SHORT EXERCISE → Find every line in the records below that holds the word "سمعت", and copy each one.

--- BEGIN EXERCISE MATERIAL ---

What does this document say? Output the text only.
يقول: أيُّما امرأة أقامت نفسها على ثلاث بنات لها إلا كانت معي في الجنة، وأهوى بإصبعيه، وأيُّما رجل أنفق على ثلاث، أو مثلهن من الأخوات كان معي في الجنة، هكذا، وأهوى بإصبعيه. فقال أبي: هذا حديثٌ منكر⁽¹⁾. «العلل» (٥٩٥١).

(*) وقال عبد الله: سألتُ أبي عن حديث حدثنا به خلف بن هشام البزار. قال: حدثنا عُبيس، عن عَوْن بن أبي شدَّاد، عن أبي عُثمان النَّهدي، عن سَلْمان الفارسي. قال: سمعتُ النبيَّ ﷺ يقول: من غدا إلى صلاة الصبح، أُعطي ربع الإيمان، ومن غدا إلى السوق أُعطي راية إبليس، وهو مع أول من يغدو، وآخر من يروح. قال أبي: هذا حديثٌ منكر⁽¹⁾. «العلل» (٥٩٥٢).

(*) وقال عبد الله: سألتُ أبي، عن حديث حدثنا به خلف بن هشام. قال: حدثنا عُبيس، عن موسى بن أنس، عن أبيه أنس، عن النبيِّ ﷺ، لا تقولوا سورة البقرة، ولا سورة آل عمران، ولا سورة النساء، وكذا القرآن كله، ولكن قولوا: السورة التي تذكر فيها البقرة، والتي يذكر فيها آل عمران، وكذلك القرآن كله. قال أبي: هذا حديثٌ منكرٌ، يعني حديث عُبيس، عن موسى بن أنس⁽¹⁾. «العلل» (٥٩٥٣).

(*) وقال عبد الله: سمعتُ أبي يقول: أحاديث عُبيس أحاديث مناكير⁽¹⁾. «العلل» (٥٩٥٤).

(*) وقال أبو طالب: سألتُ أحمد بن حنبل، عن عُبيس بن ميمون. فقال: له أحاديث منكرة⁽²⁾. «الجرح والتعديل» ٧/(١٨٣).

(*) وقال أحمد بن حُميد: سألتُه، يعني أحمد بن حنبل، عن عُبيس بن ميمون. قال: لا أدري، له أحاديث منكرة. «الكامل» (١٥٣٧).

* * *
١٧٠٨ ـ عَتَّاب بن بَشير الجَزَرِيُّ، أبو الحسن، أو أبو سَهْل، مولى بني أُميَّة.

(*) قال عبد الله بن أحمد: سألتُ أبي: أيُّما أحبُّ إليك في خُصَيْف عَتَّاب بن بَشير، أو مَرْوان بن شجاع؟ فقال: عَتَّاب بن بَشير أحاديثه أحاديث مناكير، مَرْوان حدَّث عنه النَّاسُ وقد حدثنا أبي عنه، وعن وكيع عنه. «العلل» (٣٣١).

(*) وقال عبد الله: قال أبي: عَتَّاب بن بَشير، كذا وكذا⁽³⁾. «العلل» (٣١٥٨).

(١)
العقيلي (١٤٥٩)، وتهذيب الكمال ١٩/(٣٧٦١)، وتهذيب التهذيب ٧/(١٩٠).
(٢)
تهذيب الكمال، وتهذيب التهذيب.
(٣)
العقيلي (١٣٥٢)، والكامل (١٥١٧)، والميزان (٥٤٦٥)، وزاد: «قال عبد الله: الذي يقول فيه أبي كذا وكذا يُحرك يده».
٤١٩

--- END EXERCISE MATERIAL ---

RESPONSE TO THIS EXERCISE →
(*) وقال عبد الله: سألتُ أبي عن حديث حدثنا به خلف بن هشام البزار. قال: حدثنا عُبيس، عن عَوْن بن أبي شدَّاد، عن أبي عُثمان النَّهدي، عن سَلْمان الفارسي. قال: سمعتُ النبيَّ ﷺ يقول: من غدا إلى صلاة الصبح، أُعطي ربع الإيمان، ومن غدا إلى السوق أُعطي راية إبليس، وهو مع أول من يغدو، وآخر من يروح. قال أبي: هذا حديثٌ منكر⁽¹⁾. «العلل» (٥٩٥٢).
(*) وقال عبد الله: سمعتُ أبي يقول: أحاديث عُبيس أحاديث مناكير⁽¹⁾. «العلل» (٥٩٥٤).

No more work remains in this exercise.